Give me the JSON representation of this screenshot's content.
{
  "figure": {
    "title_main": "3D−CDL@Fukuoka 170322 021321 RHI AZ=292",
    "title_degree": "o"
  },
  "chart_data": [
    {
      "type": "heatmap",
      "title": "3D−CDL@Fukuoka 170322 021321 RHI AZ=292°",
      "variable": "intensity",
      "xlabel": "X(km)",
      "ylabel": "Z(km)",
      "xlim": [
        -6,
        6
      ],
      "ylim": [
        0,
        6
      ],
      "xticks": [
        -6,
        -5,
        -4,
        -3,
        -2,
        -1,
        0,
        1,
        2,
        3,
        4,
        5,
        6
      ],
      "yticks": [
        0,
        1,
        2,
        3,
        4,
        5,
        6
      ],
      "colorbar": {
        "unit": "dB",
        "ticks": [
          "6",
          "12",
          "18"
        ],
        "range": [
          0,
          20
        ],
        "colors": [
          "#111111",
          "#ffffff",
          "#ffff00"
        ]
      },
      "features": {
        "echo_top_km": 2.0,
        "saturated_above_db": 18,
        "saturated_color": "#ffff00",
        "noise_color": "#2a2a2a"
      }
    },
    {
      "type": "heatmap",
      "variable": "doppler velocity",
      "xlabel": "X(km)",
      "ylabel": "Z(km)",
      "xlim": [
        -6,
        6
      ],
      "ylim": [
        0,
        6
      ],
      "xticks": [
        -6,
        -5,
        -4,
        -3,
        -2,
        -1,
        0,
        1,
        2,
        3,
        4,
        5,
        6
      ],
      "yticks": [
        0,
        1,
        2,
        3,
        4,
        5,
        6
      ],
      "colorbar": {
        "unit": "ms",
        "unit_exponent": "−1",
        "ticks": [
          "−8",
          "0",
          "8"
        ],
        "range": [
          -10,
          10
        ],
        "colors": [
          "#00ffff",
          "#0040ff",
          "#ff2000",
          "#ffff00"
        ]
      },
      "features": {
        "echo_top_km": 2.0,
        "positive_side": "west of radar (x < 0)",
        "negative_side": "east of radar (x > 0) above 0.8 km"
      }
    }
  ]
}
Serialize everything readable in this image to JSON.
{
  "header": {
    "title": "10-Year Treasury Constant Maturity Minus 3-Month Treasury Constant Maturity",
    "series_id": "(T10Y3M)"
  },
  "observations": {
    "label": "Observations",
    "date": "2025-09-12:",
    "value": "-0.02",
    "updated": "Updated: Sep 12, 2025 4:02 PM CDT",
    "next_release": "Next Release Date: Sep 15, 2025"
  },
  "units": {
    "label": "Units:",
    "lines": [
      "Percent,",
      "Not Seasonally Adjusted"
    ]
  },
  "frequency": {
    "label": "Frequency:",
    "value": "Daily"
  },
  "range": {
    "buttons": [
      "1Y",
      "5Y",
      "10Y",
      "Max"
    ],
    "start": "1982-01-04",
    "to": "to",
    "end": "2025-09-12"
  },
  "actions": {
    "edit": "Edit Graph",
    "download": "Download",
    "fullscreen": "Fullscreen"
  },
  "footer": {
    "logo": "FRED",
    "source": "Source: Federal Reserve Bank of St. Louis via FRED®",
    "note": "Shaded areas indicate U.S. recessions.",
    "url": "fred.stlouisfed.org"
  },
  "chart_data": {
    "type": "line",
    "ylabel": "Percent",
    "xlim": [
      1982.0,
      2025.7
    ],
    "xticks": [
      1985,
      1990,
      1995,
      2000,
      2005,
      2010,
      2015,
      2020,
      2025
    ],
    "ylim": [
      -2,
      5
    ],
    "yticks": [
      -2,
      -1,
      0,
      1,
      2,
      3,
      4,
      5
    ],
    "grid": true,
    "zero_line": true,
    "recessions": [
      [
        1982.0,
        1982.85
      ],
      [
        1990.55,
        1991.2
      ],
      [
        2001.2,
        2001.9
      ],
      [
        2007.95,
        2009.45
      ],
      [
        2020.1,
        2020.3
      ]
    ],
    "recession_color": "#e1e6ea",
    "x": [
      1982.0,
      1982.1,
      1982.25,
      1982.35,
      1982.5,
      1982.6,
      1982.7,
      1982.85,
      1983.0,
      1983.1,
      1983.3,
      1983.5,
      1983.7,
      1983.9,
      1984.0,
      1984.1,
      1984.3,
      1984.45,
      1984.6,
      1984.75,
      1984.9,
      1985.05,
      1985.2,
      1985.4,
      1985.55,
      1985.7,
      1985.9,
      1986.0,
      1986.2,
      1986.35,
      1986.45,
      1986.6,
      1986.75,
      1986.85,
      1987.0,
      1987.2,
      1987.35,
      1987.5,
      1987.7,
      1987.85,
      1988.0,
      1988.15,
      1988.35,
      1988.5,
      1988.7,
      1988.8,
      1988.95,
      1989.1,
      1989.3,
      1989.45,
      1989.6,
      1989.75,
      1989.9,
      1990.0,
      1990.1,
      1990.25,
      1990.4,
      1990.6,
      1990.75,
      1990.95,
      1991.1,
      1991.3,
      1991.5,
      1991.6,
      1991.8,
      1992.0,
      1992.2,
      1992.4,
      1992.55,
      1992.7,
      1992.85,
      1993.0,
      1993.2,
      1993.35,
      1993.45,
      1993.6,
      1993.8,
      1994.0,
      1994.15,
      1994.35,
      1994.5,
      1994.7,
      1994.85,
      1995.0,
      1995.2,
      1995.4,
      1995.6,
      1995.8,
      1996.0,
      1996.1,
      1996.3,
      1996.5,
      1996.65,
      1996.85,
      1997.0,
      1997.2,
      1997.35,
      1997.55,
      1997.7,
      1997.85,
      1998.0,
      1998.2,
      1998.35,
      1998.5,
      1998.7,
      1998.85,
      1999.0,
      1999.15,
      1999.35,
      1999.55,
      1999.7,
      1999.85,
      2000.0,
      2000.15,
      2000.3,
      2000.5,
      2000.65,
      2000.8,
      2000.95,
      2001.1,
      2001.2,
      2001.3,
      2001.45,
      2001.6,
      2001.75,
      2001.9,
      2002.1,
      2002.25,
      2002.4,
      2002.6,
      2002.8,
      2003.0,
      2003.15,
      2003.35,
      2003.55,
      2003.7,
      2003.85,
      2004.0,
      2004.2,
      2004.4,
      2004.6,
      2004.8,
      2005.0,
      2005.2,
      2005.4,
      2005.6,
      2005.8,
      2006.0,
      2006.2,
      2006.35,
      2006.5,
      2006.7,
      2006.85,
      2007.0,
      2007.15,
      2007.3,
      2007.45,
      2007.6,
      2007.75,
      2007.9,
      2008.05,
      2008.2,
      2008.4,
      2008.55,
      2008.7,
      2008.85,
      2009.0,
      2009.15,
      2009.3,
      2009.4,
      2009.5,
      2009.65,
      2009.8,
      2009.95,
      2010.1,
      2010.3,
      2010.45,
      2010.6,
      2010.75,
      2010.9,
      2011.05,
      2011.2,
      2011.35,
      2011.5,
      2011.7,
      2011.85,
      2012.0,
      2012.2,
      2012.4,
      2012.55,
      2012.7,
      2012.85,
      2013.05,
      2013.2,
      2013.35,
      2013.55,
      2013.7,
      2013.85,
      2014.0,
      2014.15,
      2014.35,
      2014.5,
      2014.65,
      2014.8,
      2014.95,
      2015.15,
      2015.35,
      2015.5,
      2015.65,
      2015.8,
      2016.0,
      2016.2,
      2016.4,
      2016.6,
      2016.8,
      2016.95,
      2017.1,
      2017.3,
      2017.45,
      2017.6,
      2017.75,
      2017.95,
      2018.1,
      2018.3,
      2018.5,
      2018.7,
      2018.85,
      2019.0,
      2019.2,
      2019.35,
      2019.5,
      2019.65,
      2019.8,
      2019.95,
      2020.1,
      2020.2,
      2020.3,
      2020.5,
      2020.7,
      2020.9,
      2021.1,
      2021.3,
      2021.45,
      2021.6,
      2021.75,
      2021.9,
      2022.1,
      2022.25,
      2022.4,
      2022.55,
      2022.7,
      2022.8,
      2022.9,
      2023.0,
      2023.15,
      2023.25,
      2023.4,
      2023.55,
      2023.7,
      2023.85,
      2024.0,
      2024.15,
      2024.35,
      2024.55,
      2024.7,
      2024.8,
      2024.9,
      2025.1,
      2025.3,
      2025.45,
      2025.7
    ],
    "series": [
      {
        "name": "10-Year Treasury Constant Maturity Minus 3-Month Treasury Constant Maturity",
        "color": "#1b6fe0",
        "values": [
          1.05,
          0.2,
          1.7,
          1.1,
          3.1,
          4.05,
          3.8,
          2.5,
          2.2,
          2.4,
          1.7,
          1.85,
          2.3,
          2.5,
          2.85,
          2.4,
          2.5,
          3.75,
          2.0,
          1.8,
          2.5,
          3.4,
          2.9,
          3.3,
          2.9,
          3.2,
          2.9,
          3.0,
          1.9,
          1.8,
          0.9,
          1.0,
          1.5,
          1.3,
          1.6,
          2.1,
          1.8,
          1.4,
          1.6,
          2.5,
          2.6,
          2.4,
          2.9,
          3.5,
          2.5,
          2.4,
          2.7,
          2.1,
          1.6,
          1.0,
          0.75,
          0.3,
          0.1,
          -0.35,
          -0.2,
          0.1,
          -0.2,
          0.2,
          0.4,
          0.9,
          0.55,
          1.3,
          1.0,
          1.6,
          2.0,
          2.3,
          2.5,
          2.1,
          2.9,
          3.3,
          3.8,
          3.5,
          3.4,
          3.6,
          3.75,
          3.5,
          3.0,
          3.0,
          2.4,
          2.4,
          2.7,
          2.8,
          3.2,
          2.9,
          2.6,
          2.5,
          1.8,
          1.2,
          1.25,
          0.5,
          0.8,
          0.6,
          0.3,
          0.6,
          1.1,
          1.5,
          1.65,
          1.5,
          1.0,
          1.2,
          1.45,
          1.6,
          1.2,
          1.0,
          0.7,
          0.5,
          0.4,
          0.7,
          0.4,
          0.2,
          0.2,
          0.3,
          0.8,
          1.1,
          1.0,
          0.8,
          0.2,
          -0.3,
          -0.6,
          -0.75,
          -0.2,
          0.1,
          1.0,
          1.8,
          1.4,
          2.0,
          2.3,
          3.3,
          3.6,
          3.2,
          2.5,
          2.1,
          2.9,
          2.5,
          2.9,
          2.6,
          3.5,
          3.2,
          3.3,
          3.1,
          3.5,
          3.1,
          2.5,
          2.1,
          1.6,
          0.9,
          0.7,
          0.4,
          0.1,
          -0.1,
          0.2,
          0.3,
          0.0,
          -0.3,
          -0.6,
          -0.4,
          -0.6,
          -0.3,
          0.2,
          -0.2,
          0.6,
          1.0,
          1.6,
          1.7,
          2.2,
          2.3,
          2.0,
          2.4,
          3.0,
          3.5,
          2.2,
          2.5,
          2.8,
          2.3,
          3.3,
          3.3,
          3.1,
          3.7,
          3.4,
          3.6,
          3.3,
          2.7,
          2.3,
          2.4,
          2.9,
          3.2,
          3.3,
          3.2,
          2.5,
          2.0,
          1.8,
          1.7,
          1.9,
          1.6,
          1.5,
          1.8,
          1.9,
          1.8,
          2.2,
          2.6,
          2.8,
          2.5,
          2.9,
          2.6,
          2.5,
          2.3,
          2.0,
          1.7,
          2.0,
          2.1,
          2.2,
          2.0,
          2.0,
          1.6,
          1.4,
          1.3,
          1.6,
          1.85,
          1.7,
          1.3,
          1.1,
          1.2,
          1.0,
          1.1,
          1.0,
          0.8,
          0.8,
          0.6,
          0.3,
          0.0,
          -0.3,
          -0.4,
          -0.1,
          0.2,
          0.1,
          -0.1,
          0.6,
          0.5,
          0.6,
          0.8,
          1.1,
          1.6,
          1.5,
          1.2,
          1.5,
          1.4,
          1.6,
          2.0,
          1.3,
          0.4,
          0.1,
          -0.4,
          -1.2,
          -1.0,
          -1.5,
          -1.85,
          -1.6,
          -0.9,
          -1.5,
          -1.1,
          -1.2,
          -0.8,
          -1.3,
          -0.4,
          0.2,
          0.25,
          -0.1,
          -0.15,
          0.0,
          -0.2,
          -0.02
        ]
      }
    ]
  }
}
==================================================
* STATED GOAL: Return each line that includes "variable".

* OUTPUT FOR THIS EXERCISE:
      "variable": "intensity",
      "variable": "doppler velocity",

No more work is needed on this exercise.